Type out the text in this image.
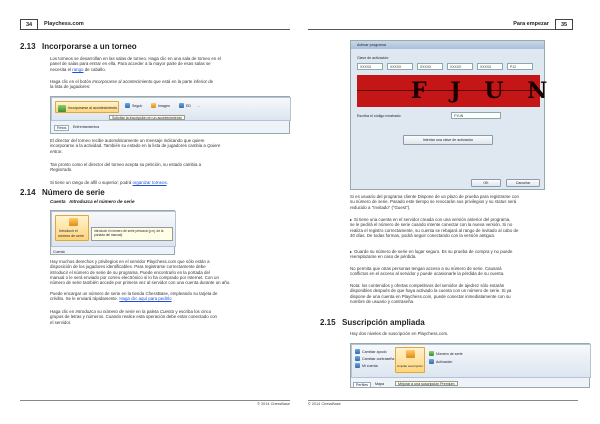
34	Playchess.com
2.13 Incorporarse a un torneo
Los torneos se desarrollan en las salas de torneo. Haga clic en una sala de torneo en el
panel de salas para entrar en ella. Para acceder a la mayor parte de esas salas se
necesita el rango de caballo.
Haga clic en el botón Incorporarse al acontecimiento que está en la parte inferior de
la lista de jugadores:
Incorporarse al acontecimiento
Seguir	Imagen	ED ...
Solicitar la inscripción en un acontecimiento
Retos	Enfrentamientos
El director del torneo recibe automáticamente un mensaje indicando que quiere
incorporarse a la actividad. También su estado en la lista de jugadores cambia a Quiere
entrar.
Tan pronto como el director del torneo acepta su petición, su estado cambia a
Registrado.
Si tiene un rango de alfil o superior, podrá organizar torneos.
2.14 Número de serie
Cuenta Introduzca el número de serie
Introducir el
número de serie
Introducir el número de serie personal (p.ej. de la portada del manual)
Cuenta
Hay muchos derechos y privilegios en el servidor Playchess.com que sólo están a
disposición de los jugadores identificables. Para registrarse correctamente debe
introducir el número de serie de su programa. Puede encontrarlo en la portada del
manual o le será enviado por correo electrónico si lo ha comprado por Internet. Con un
número de serie también accede por primera vez al servidor con una cuenta durante un año.
Puede encargar un número de serie en la tienda ChessBase, empleando su tarjeta de
crédito. Se le enviará rápidamente. Haga clic aquí para pedirlo
Haga clic en Introduzca su número de serie en la paleta Cuenta y escriba los cinco
grupos de letras y números. Cuando realice esta operación debe estar conectado con
el servidor.
© 2014 ChessBase
Para empezar	35
Activar programa
Clave de activación:
XXXXX	XXXXX	XXXXX	XXXXX	XXXXX	P12
F J U N
Escriba el código mostrado:	FYUN
Intentar una clave de activación
OK	Cancelar
Si es usuario del programa cliente Dispone de un plazo de prueba para registrarse con
su número de serie. Pasado este tiempo se revocarán sus privilegios y su status será
reducido a "Invitado" ("Guest").
Si tiene una cuenta en el servidor creada con una versión anterior del programa,
se le pedirá el número de serie cuando intente conectar con la nueva versión. Si no
realiza el registro correctamente, su cuenta se rebajará al rango de invitado al cabo de
30 días. De todas formas, podrá seguir conectando con la versión antigua.
Guarde su número de serie en lugar seguro. Es su prueba de compra y no puede
reemplazarse en caso de pérdida.
No permita que otras personas tengan acceso a su número de serie. Causará
conflictos en el acceso al servidor y puede ocasionarle la pérdida de su cuenta.
Nota: los contenidos y ofertas competitivos del servidor de ajedrez sólo estarán
disponibles después de que haya activado la cuenta con un número de serie. Si ya
dispone de una cuenta en Playchess.com, puede conectar inmediatamente con su
nombre de usuario y contraseña.
2.15 Suscripción ampliada
Hay dos niveles de suscripción en Playchess.com.
Cambiar apodo
Cambiar contraseña
Mi cuenta	Ampliar suscripción
Número de serie
Activación
Perfiles	Mapa	Mejorar a una suscripción Premium
© 2014 ChessBase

════════

> **PROBLEM TO WORK ON**: Copy each line from the records above that includes the string "prueba".

> **SOLUTION TO THE EXERCISE**:
Si es usuario del programa cliente Dispone de un plazo de prueba para registrarse con
Guarde su número de serie en lugar seguro. Es su prueba de compra y no puede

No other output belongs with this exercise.